BEGIN DATA SUPPLIED
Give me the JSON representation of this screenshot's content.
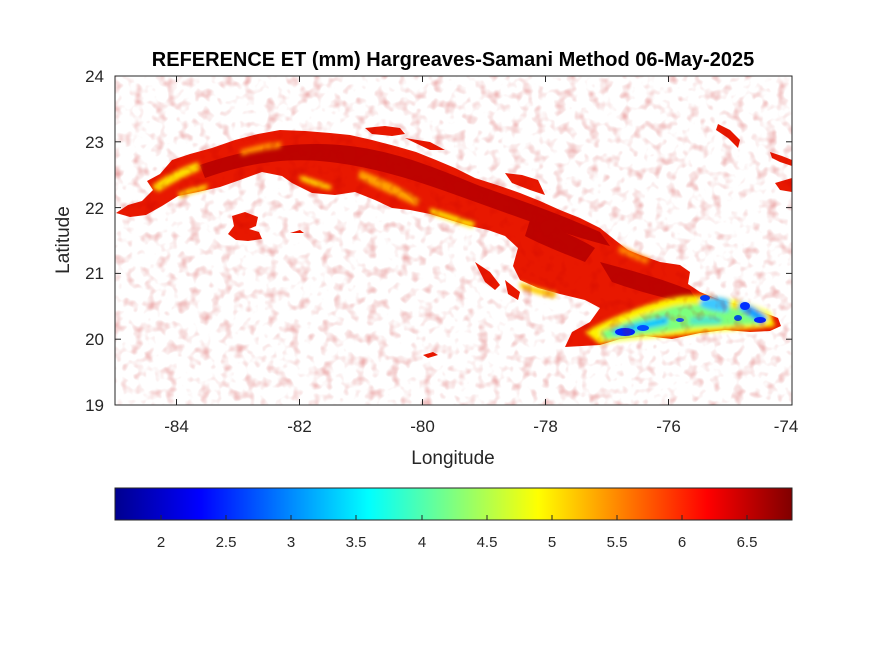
{
  "chart_data": {
    "type": "heatmap",
    "title": "REFERENCE ET (mm) Hargreaves-Samani Method  06-May-2025",
    "xlabel": "Longitude",
    "ylabel": "Latitude",
    "xlim": [
      -85,
      -74
    ],
    "ylim": [
      19,
      24
    ],
    "xticks": [
      "-84",
      "-82",
      "-80",
      "-78",
      "-76",
      "-74"
    ],
    "yticks": [
      "19",
      "20",
      "21",
      "22",
      "23",
      "24"
    ],
    "colorbar": {
      "placement": "bottom",
      "colormap": "jet",
      "range": [
        1.6,
        6.8
      ],
      "ticks": [
        "2",
        "2.5",
        "3",
        "3.5",
        "4",
        "4.5",
        "5",
        "5.5",
        "6",
        "6.5"
      ]
    },
    "field": {
      "dominant_value_range": [
        5.6,
        6.8
      ],
      "low_value_region": "southeastern Cuba (approx. -77.5 to -74.5 lon, 19.9 to 20.6 lat)",
      "low_value_range": [
        2.5,
        5.0
      ]
    },
    "grid": false,
    "colors": {
      "background": "#ffffff",
      "axes": "#262626",
      "high": "#b40000",
      "mid_high": "#ff4000",
      "mid": "#ffff00",
      "low": "#0050ff"
    }
  }
}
END DATA SUPPLIED
▶ WORK TO DO
Print each record exactly as it stands, leaving the images out.

▶ RESPONSE BELOW
Give me the JSON representation of this screenshot's content.
{
  "chart_data": {
    "type": "heatmap",
    "title": "REFERENCE ET (mm) Hargreaves-Samani Method  06-May-2025",
    "xlabel": "Longitude",
    "ylabel": "Latitude",
    "xlim": [
      -85,
      -74
    ],
    "ylim": [
      19,
      24
    ],
    "xticks": [
      "-84",
      "-82",
      "-80",
      "-78",
      "-76",
      "-74"
    ],
    "yticks": [
      "19",
      "20",
      "21",
      "22",
      "23",
      "24"
    ],
    "colorbar": {
      "placement": "bottom",
      "colormap": "jet",
      "range": [
        1.6,
        6.8
      ],
      "ticks": [
        "2",
        "2.5",
        "3",
        "3.5",
        "4",
        "4.5",
        "5",
        "5.5",
        "6",
        "6.5"
      ]
    },
    "field": {
      "dominant_value_range": [
        5.6,
        6.8
      ],
      "low_value_region": "southeastern Cuba (approx. -77.5 to -74.5 lon, 19.9 to 20.6 lat)",
      "low_value_range": [
        2.5,
        5.0
      ]
    },
    "grid": false,
    "colors": {
      "background": "#ffffff",
      "axes": "#262626",
      "high": "#b40000",
      "mid_high": "#ff4000",
      "mid": "#ffff00",
      "low": "#0050ff"
    }
  }
}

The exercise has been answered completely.